Brief
Locate all lines with the word "website". Copy them.

Extracted information
────────────────────
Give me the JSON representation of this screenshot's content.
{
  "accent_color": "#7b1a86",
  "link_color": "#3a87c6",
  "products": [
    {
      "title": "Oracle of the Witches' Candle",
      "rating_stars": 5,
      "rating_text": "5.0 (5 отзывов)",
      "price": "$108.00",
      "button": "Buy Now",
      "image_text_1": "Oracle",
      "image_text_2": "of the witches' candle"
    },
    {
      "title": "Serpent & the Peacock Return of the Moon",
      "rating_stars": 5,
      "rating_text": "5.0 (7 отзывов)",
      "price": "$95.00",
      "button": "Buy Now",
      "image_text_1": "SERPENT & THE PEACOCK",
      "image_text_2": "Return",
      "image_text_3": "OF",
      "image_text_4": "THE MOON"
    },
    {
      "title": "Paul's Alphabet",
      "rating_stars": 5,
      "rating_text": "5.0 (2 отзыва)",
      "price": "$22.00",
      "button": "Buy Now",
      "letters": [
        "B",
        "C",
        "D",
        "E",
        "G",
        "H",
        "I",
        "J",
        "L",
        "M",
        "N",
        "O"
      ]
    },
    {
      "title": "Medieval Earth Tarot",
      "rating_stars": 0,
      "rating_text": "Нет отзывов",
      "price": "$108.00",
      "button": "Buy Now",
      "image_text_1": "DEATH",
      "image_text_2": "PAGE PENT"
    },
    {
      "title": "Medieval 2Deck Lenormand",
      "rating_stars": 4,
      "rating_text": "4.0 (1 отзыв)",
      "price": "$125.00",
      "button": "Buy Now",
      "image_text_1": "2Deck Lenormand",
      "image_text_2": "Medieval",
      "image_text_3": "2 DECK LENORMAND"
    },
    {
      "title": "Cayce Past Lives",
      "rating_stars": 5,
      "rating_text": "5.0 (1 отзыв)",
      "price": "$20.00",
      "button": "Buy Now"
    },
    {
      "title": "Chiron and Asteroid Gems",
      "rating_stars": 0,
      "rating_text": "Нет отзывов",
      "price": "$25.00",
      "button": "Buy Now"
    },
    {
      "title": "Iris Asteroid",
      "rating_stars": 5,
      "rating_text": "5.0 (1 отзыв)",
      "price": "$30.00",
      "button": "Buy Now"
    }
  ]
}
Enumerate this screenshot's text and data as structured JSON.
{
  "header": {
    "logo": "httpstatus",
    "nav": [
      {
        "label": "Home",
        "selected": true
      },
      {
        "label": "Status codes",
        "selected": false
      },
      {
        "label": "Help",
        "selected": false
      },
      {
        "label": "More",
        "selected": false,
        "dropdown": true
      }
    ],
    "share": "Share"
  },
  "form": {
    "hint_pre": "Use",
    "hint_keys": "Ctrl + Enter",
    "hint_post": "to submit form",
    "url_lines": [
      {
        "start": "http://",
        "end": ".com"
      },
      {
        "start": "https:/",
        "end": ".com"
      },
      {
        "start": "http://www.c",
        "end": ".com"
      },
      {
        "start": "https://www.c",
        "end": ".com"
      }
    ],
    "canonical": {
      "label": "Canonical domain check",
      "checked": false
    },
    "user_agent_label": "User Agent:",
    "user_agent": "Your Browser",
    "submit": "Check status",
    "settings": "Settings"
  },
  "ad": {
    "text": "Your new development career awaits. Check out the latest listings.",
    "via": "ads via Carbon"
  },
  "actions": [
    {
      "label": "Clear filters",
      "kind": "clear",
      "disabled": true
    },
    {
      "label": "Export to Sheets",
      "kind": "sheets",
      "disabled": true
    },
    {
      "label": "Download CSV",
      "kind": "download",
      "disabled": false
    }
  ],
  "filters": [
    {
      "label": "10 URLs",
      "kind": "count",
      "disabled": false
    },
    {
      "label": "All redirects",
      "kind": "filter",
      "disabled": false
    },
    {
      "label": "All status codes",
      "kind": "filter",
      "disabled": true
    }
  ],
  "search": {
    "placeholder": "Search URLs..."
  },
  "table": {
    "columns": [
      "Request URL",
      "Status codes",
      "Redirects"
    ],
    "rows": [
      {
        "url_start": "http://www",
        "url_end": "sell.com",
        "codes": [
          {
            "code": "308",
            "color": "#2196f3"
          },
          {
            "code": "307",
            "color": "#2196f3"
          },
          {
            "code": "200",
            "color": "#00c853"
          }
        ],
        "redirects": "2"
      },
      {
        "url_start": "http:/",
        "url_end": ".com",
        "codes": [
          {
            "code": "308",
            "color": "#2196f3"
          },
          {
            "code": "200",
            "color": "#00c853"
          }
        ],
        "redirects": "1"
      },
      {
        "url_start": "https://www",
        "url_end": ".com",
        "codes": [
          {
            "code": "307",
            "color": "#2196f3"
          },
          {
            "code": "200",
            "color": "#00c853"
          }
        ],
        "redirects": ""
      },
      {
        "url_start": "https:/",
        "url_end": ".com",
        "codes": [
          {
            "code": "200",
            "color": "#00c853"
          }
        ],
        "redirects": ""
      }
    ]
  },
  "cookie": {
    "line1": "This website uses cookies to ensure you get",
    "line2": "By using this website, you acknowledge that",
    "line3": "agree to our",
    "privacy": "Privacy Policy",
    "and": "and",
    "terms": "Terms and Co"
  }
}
────────────────────
Written solution
    "line1": "This website uses cookies to ensure you get",
    "line2": "By using this website, you acknowledge that",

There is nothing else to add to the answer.